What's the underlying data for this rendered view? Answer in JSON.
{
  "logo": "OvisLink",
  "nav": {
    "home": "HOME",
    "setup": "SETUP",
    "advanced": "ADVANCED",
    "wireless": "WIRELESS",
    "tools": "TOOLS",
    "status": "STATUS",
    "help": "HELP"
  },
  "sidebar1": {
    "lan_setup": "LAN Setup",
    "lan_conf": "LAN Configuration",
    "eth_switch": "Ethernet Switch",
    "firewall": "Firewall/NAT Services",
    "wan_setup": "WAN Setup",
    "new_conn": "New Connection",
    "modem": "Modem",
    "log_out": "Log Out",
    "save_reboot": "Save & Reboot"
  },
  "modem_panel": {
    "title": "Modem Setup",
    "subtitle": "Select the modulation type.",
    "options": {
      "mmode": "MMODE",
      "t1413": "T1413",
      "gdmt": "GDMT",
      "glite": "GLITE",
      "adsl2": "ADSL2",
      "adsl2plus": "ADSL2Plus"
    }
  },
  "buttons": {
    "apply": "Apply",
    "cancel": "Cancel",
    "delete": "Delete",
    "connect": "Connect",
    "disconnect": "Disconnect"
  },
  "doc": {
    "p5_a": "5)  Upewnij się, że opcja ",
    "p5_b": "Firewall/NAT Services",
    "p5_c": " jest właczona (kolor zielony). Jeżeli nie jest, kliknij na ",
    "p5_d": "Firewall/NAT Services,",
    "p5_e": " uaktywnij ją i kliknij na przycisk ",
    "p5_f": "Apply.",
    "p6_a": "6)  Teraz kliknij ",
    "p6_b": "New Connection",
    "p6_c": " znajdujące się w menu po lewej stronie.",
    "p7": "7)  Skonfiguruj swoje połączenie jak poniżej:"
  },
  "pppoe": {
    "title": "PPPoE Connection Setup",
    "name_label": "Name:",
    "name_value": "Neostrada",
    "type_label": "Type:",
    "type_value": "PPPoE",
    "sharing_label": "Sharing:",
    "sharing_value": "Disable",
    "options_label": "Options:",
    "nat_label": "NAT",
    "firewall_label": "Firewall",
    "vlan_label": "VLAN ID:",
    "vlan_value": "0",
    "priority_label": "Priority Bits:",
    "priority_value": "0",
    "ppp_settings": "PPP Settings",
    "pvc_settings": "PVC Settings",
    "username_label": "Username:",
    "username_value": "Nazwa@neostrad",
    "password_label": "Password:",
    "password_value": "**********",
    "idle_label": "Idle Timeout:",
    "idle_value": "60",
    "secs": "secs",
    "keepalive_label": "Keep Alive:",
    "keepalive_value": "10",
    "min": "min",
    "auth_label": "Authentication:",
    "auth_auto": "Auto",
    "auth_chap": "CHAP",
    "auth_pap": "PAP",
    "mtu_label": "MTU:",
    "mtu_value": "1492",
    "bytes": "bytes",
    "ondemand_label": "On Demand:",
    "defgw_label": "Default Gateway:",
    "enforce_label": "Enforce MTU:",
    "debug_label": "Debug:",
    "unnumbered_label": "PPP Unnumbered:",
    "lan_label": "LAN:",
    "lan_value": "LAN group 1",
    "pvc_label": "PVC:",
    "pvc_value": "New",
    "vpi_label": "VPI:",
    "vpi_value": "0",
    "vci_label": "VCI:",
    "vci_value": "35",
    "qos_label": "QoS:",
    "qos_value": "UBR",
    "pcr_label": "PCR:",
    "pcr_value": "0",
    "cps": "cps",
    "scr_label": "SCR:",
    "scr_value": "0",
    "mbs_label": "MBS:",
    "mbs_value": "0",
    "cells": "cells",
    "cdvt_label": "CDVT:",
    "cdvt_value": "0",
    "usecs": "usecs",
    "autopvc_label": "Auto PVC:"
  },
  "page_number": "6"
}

——————

Exercise:
Repeat the material above exactly.

Solution to this exercise:
What's the underlying data for this rendered view? Answer in JSON.
{
  "logo": "OvisLink",
  "nav": {
    "home": "HOME",
    "setup": "SETUP",
    "advanced": "ADVANCED",
    "wireless": "WIRELESS",
    "tools": "TOOLS",
    "status": "STATUS",
    "help": "HELP"
  },
  "sidebar1": {
    "lan_setup": "LAN Setup",
    "lan_conf": "LAN Configuration",
    "eth_switch": "Ethernet Switch",
    "firewall": "Firewall/NAT Services",
    "wan_setup": "WAN Setup",
    "new_conn": "New Connection",
    "modem": "Modem",
    "log_out": "Log Out",
    "save_reboot": "Save & Reboot"
  },
  "modem_panel": {
    "title": "Modem Setup",
    "subtitle": "Select the modulation type.",
    "options": {
      "mmode": "MMODE",
      "t1413": "T1413",
      "gdmt": "GDMT",
      "glite": "GLITE",
      "adsl2": "ADSL2",
      "adsl2plus": "ADSL2Plus"
    }
  },
  "buttons": {
    "apply": "Apply",
    "cancel": "Cancel",
    "delete": "Delete",
    "connect": "Connect",
    "disconnect": "Disconnect"
  },
  "doc": {
    "p5_a": "5)  Upewnij się, że opcja ",
    "p5_b": "Firewall/NAT Services",
    "p5_c": " jest właczona (kolor zielony). Jeżeli nie jest, kliknij na ",
    "p5_d": "Firewall/NAT Services,",
    "p5_e": " uaktywnij ją i kliknij na przycisk ",
    "p5_f": "Apply.",
    "p6_a": "6)  Teraz kliknij ",
    "p6_b": "New Connection",
    "p6_c": " znajdujące się w menu po lewej stronie.",
    "p7": "7)  Skonfiguruj swoje połączenie jak poniżej:"
  },
  "pppoe": {
    "title": "PPPoE Connection Setup",
    "name_label": "Name:",
    "name_value": "Neostrada",
    "type_label": "Type:",
    "type_value": "PPPoE",
    "sharing_label": "Sharing:",
    "sharing_value": "Disable",
    "options_label": "Options:",
    "nat_label": "NAT",
    "firewall_label": "Firewall",
    "vlan_label": "VLAN ID:",
    "vlan_value": "0",
    "priority_label": "Priority Bits:",
    "priority_value": "0",
    "ppp_settings": "PPP Settings",
    "pvc_settings": "PVC Settings",
    "username_label": "Username:",
    "username_value": "Nazwa@neostrad",
    "password_label": "Password:",
    "password_value": "**********",
    "idle_label": "Idle Timeout:",
    "idle_value": "60",
    "secs": "secs",
    "keepalive_label": "Keep Alive:",
    "keepalive_value": "10",
    "min": "min",
    "auth_label": "Authentication:",
    "auth_auto": "Auto",
    "auth_chap": "CHAP",
    "auth_pap": "PAP",
    "mtu_label": "MTU:",
    "mtu_value": "1492",
    "bytes": "bytes",
    "ondemand_label": "On Demand:",
    "defgw_label": "Default Gateway:",
    "enforce_label": "Enforce MTU:",
    "debug_label": "Debug:",
    "unnumbered_label": "PPP Unnumbered:",
    "lan_label": "LAN:",
    "lan_value": "LAN group 1",
    "pvc_label": "PVC:",
    "pvc_value": "New",
    "vpi_label": "VPI:",
    "vpi_value": "0",
    "vci_label": "VCI:",
    "vci_value": "35",
    "qos_label": "QoS:",
    "qos_value": "UBR",
    "pcr_label": "PCR:",
    "pcr_value": "0",
    "cps": "cps",
    "scr_label": "SCR:",
    "scr_value": "0",
    "mbs_label": "MBS:",
    "mbs_value": "0",
    "cells": "cells",
    "cdvt_label": "CDVT:",
    "cdvt_value": "0",
    "usecs": "usecs",
    "autopvc_label": "Auto PVC:"
  },
  "page_number": "6"
}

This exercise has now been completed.